------ Given information ------

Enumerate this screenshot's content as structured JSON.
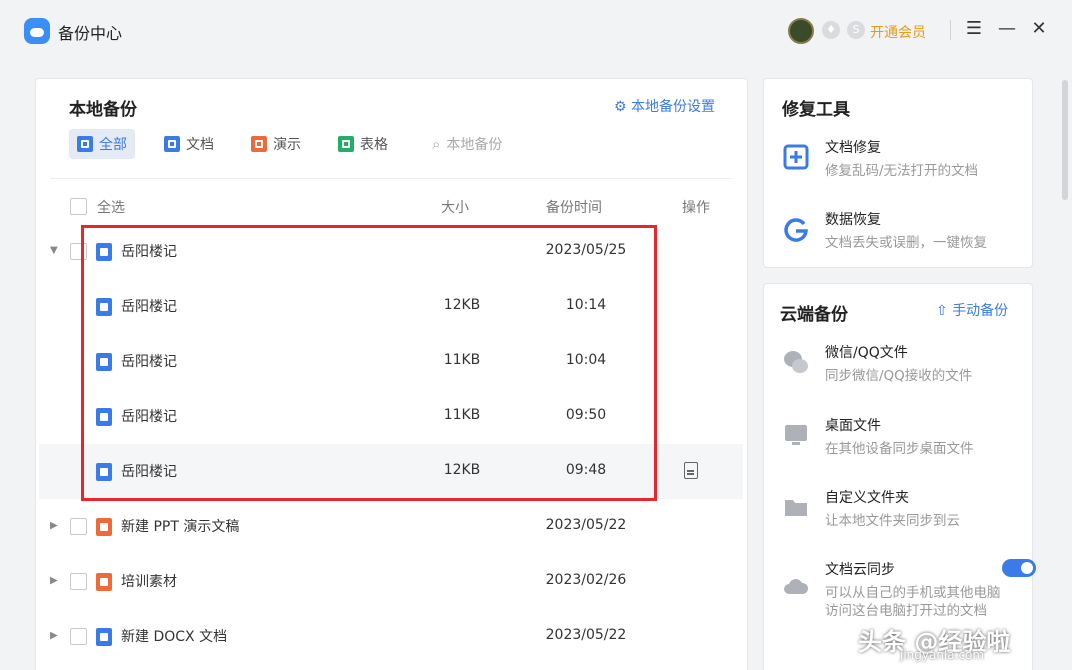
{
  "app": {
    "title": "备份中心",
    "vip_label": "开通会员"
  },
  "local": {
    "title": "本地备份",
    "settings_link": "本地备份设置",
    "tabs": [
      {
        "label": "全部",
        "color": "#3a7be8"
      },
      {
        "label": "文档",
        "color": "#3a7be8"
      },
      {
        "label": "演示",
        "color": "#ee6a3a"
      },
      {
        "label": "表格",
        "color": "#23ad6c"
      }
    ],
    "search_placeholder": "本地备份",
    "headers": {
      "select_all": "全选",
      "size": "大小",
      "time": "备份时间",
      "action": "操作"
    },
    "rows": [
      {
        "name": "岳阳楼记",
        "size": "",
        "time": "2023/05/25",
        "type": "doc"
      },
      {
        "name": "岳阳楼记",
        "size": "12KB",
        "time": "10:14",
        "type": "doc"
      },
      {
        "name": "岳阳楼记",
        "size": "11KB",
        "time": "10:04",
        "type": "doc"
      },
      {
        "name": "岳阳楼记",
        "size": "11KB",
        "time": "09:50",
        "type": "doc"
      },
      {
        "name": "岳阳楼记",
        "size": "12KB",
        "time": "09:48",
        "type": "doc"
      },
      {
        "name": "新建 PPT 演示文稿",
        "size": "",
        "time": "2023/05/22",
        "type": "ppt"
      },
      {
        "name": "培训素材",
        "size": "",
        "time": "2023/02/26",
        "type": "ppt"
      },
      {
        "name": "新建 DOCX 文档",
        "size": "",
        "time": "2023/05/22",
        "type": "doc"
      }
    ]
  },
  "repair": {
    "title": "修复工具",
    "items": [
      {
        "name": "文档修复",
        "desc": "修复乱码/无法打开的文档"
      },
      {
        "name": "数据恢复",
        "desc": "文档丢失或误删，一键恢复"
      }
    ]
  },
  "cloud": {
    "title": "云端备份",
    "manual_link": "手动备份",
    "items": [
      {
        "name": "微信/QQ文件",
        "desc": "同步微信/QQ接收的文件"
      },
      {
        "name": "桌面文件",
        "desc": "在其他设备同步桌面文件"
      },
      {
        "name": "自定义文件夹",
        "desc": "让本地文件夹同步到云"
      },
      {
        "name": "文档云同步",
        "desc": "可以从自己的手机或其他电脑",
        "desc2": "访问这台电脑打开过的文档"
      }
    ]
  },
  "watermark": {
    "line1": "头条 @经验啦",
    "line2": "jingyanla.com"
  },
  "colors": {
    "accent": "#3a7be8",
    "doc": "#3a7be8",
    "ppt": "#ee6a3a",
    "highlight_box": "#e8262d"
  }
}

------
------ Given information ------

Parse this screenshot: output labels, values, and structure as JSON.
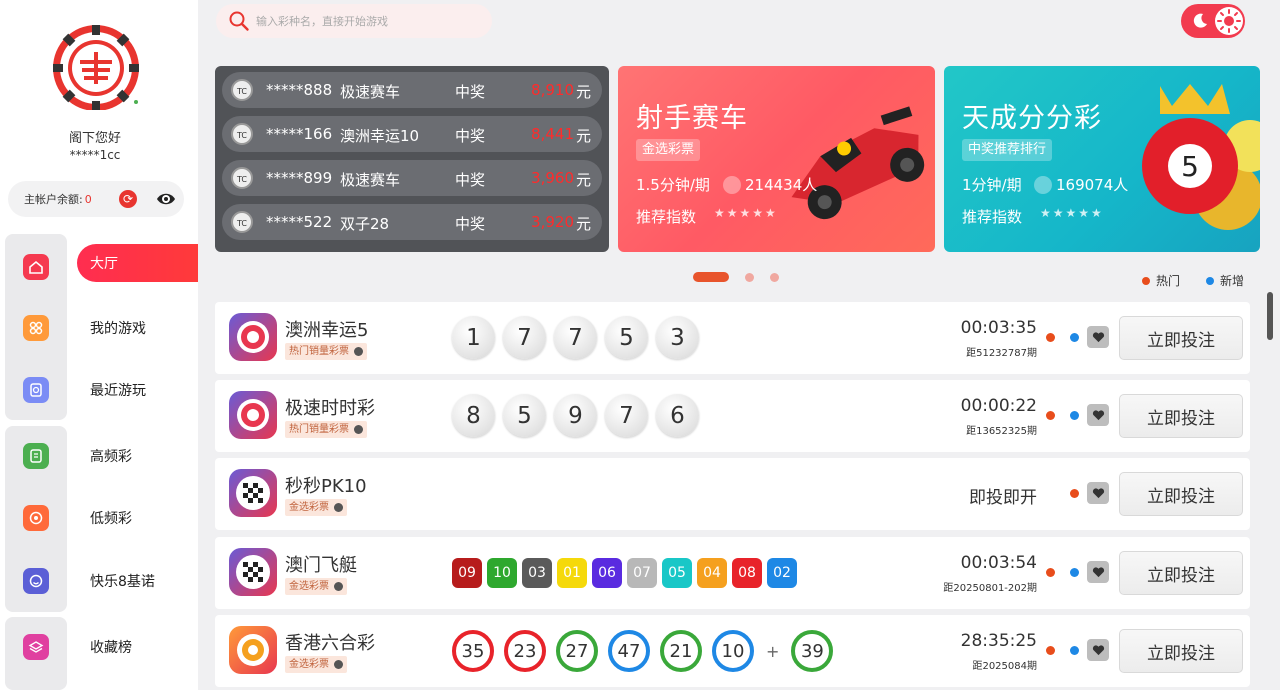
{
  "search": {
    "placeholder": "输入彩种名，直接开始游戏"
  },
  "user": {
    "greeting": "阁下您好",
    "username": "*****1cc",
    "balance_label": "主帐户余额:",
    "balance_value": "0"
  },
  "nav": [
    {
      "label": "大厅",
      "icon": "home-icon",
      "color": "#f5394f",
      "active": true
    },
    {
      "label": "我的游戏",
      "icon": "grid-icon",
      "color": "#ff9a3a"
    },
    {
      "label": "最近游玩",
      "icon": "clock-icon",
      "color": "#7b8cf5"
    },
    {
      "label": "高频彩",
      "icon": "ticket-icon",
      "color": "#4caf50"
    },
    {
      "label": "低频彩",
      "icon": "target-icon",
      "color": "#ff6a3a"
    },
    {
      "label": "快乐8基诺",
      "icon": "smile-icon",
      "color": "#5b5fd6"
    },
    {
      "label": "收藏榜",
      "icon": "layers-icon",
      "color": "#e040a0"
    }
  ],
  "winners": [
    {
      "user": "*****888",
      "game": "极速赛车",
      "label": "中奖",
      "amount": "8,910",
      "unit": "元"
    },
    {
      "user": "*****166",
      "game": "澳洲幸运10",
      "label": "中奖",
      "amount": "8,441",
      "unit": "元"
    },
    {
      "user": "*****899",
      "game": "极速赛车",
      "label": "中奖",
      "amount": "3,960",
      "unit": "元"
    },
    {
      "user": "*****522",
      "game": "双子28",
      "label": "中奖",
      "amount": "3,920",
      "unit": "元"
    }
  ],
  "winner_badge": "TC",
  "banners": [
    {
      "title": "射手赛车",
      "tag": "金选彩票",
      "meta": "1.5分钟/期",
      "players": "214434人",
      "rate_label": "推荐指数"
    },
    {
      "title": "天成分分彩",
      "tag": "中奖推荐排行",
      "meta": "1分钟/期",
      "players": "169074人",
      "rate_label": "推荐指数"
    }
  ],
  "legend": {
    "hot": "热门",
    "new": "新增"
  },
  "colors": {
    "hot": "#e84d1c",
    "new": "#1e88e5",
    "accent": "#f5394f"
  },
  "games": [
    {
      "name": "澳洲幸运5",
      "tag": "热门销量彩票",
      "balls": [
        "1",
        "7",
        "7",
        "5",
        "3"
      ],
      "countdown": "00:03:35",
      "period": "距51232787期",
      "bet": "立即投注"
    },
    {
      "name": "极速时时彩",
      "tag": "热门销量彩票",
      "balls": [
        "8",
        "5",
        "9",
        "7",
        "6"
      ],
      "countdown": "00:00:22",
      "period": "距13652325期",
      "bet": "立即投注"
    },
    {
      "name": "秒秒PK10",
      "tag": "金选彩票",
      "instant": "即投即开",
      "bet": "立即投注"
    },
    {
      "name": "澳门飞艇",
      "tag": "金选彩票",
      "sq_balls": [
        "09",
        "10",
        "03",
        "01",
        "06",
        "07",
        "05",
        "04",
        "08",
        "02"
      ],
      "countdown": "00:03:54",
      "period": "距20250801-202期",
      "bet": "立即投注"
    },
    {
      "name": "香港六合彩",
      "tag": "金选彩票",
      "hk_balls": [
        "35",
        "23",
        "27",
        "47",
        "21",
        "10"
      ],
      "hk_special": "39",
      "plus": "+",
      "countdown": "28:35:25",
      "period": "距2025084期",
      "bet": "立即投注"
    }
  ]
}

------
------ Given information ------

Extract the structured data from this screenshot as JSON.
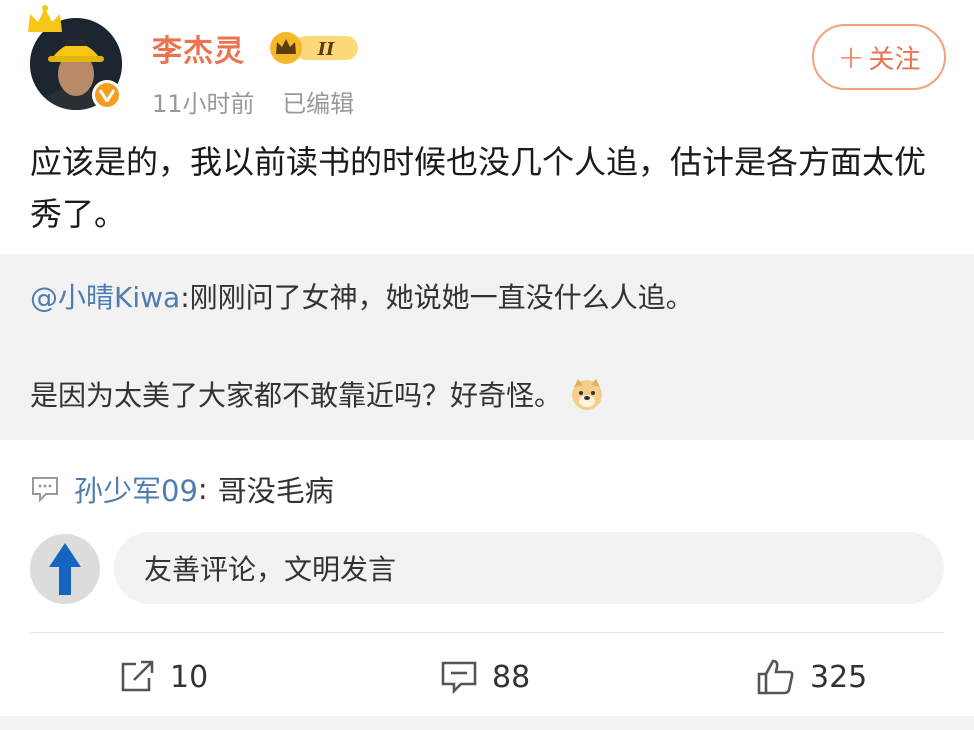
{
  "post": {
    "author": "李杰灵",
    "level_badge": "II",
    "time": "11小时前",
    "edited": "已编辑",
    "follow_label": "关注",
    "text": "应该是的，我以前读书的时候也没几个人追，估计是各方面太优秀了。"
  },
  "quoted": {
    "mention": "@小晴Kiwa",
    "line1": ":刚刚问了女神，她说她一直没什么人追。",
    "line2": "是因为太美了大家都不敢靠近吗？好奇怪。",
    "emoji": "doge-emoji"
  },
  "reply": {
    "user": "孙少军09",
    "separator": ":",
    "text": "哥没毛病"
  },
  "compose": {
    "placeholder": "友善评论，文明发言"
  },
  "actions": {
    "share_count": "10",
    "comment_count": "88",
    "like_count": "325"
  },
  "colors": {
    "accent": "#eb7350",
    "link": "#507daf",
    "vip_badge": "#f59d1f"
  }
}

------

> Required task
Find the word "accent" in the records and pull out each line that has it.

> Exercise result
    "accent": "#3a7be8",
    "accent": "#f5394f"
    "accent": "#eb7350",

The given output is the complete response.